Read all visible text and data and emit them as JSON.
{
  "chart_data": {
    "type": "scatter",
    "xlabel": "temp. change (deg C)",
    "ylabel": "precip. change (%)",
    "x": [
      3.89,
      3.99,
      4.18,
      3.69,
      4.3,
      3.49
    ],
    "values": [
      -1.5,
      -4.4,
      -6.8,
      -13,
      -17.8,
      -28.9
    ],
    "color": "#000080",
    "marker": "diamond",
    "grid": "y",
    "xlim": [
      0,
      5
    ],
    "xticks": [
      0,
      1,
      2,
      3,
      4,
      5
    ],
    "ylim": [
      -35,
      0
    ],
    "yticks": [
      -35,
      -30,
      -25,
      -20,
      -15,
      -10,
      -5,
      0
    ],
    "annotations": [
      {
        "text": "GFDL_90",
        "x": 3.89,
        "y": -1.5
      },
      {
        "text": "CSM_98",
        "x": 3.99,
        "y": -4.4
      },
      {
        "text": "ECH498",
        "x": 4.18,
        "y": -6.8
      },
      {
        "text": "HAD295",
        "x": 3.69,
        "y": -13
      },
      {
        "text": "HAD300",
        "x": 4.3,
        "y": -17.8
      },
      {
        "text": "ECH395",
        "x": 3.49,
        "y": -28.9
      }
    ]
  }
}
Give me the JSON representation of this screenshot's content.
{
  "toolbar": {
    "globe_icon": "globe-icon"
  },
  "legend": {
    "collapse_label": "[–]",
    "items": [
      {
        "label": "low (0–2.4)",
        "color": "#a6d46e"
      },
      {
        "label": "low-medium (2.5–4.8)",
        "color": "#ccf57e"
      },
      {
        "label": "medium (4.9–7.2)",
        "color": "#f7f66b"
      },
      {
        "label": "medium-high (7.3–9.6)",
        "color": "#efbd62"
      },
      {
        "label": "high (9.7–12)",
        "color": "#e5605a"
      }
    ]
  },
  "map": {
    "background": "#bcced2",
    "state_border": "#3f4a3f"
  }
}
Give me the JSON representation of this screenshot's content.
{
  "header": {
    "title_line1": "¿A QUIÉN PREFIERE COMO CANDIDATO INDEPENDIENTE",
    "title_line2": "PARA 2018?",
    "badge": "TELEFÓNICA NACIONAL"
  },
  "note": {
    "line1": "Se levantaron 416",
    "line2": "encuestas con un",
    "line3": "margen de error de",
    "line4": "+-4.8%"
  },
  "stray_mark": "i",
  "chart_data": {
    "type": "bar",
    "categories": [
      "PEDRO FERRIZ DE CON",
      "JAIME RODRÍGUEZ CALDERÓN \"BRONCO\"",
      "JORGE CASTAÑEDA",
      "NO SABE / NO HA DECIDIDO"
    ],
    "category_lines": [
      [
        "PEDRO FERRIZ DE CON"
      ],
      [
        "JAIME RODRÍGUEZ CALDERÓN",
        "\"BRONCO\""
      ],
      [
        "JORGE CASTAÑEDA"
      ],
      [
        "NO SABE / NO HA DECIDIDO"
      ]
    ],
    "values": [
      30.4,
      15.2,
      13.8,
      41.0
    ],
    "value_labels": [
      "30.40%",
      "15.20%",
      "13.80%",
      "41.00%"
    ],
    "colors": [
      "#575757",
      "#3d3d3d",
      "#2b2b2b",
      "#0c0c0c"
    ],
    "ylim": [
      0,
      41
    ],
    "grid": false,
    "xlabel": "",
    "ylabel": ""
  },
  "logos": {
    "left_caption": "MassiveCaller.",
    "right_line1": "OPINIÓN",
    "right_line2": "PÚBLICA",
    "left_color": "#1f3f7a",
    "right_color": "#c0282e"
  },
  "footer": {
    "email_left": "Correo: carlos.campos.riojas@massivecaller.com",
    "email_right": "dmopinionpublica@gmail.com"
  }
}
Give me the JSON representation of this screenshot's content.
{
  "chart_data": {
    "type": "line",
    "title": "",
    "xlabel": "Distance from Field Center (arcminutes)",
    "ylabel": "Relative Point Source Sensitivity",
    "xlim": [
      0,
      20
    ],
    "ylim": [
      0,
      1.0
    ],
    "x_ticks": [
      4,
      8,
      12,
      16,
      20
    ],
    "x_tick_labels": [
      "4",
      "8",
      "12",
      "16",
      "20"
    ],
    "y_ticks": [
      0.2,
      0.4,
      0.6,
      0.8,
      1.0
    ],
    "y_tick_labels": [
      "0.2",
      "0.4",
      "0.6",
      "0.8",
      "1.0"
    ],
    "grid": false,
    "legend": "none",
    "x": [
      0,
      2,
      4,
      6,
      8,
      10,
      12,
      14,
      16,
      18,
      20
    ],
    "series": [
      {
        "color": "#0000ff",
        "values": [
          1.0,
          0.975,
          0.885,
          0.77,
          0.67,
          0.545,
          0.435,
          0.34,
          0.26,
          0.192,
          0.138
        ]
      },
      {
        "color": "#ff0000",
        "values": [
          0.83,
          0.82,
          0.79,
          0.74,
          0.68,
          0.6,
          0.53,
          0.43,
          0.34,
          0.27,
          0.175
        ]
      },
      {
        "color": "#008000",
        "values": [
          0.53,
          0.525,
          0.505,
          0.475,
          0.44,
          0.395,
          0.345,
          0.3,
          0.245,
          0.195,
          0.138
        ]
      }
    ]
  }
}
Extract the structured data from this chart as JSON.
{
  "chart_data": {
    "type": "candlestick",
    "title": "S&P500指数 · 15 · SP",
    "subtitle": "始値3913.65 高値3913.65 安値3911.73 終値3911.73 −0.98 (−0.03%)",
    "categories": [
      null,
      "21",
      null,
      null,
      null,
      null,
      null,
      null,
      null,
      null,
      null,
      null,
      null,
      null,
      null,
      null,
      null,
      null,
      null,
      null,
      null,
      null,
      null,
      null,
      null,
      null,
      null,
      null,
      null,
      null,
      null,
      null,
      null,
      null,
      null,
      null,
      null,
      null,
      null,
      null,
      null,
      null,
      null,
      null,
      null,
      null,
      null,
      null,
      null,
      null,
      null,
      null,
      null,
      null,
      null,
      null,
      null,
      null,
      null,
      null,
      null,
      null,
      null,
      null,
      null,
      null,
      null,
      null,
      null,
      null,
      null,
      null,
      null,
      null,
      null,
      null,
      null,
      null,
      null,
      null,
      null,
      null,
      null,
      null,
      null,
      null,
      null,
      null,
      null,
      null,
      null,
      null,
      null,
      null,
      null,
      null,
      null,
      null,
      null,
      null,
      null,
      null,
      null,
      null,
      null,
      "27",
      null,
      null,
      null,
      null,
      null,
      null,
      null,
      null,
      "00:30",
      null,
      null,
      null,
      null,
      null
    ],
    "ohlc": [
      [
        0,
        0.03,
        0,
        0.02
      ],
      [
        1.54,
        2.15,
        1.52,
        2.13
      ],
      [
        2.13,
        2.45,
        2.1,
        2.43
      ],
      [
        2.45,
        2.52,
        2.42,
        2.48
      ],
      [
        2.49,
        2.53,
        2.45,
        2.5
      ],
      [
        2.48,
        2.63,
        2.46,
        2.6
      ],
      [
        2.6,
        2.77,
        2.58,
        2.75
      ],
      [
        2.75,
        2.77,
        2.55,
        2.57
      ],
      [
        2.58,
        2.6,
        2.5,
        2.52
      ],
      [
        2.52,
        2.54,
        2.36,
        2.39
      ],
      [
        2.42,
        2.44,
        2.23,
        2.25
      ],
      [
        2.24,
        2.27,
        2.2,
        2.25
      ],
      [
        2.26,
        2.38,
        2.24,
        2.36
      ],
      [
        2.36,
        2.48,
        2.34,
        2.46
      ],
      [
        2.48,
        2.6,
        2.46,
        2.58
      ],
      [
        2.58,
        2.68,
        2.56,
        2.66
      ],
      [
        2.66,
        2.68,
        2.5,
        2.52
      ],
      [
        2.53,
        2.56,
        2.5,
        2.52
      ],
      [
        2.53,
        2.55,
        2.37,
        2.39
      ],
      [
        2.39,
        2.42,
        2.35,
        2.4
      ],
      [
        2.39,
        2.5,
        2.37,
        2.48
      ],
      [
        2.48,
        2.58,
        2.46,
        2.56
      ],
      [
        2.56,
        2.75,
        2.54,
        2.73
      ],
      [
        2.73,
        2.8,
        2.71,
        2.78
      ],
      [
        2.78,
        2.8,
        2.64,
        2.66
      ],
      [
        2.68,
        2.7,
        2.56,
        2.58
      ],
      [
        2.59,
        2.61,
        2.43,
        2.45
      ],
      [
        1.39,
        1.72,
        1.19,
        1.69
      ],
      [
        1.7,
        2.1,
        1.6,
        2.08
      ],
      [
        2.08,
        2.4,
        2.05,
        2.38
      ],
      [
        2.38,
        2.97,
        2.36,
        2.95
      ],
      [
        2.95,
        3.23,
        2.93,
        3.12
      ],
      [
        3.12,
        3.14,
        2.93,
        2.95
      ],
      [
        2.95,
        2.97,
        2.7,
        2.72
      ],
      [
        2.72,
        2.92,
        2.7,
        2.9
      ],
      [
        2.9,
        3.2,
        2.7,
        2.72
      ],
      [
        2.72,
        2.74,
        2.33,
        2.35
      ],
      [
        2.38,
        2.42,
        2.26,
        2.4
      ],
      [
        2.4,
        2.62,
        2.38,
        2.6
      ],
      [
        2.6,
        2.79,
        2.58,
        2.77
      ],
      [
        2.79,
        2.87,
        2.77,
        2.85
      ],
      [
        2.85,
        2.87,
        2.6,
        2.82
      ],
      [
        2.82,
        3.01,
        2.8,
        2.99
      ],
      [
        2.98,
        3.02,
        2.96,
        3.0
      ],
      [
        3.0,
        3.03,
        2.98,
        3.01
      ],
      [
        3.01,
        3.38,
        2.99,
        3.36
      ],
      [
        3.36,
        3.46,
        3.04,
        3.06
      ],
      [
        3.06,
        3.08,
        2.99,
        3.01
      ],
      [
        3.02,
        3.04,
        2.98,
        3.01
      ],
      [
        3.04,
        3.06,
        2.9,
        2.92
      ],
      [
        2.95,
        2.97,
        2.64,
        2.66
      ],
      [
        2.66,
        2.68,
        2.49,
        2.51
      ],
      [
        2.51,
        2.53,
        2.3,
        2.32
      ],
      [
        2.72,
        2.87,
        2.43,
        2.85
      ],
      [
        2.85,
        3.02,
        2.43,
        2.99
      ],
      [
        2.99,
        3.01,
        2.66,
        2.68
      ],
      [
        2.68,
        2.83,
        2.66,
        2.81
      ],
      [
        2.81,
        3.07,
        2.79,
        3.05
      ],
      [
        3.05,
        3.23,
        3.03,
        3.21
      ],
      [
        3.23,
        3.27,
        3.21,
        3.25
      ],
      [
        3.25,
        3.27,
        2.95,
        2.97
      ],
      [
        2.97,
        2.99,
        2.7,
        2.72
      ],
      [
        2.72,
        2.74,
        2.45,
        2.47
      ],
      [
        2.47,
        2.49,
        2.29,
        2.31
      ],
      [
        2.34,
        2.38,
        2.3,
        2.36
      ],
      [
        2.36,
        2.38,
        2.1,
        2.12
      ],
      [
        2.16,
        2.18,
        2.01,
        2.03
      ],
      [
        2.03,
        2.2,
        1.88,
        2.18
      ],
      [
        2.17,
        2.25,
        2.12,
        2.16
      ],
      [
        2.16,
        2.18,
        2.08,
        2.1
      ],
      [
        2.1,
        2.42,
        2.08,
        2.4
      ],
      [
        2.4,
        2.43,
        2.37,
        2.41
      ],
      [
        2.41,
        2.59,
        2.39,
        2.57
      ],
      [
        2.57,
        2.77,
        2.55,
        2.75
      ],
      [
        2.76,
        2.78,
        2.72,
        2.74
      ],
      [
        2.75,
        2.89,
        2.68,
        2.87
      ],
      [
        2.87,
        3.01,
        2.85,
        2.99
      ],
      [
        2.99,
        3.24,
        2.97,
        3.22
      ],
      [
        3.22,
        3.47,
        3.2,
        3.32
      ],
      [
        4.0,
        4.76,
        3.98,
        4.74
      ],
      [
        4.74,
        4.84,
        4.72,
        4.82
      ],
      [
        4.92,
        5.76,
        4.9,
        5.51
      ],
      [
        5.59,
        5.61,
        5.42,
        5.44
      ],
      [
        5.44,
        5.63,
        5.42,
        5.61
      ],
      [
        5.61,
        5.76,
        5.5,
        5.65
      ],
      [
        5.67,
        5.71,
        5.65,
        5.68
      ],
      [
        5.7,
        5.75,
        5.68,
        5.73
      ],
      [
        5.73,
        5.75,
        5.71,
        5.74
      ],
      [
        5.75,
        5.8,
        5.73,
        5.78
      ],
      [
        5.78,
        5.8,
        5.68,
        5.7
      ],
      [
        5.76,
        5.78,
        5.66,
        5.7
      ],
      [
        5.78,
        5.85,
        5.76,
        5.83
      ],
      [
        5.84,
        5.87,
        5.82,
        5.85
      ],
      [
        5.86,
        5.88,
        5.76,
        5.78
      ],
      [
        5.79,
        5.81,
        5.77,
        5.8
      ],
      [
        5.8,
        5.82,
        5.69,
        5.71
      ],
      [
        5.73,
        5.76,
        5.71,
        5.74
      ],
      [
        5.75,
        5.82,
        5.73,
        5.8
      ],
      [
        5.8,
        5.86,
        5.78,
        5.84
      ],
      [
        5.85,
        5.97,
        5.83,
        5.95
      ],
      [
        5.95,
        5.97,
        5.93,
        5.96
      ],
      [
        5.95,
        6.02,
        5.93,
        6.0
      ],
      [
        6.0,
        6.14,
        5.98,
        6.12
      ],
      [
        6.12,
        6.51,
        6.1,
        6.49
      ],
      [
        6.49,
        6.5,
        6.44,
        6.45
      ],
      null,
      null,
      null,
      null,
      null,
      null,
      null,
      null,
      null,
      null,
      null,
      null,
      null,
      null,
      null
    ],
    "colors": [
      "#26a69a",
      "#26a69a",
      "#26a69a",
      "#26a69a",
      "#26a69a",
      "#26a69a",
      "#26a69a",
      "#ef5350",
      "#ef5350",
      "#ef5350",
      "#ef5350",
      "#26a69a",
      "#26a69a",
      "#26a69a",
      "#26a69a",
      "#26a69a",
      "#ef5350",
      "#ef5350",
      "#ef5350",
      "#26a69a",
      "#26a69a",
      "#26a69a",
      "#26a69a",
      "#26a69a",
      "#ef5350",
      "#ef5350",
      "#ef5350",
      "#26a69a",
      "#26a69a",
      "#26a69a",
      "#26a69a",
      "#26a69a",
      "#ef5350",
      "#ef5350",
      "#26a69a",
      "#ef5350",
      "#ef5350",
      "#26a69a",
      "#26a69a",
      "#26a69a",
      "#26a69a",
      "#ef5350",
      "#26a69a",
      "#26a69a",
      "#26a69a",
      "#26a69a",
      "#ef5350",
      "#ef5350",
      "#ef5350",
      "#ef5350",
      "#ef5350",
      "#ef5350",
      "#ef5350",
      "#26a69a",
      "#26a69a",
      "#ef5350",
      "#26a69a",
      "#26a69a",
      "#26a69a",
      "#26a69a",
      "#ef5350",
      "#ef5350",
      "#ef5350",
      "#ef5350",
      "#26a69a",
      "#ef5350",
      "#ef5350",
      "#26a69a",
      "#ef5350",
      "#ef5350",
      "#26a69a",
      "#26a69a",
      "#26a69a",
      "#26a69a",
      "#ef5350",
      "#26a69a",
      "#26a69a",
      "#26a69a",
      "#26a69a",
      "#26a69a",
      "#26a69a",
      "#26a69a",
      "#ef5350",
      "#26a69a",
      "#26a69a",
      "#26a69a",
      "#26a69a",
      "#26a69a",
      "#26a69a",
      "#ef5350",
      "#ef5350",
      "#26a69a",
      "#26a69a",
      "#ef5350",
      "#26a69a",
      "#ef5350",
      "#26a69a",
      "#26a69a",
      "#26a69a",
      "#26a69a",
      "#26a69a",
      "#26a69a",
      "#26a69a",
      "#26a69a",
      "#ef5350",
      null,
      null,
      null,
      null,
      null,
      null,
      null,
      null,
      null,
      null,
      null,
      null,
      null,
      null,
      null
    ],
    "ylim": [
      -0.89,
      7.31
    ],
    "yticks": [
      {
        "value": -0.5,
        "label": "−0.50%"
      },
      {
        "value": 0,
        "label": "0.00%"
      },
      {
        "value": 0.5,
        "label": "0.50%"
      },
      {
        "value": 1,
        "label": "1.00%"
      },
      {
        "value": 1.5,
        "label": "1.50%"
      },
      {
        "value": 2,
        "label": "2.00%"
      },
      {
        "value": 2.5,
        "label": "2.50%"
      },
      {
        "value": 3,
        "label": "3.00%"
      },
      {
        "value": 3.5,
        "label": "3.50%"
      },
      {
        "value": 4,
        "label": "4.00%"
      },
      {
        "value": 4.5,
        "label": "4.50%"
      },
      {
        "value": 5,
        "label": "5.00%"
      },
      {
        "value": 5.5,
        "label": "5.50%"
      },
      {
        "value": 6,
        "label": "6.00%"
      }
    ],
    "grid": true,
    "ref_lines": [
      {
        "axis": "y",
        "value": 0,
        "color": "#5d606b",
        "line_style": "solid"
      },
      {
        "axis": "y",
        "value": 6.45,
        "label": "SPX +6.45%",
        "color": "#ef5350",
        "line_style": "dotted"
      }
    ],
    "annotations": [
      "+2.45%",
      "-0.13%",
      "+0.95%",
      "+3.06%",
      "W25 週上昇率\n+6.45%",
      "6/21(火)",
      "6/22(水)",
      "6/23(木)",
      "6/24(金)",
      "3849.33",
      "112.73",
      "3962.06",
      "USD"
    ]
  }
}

###

Among the lines above, how many contain the string "JAIME"? State the number alone.

2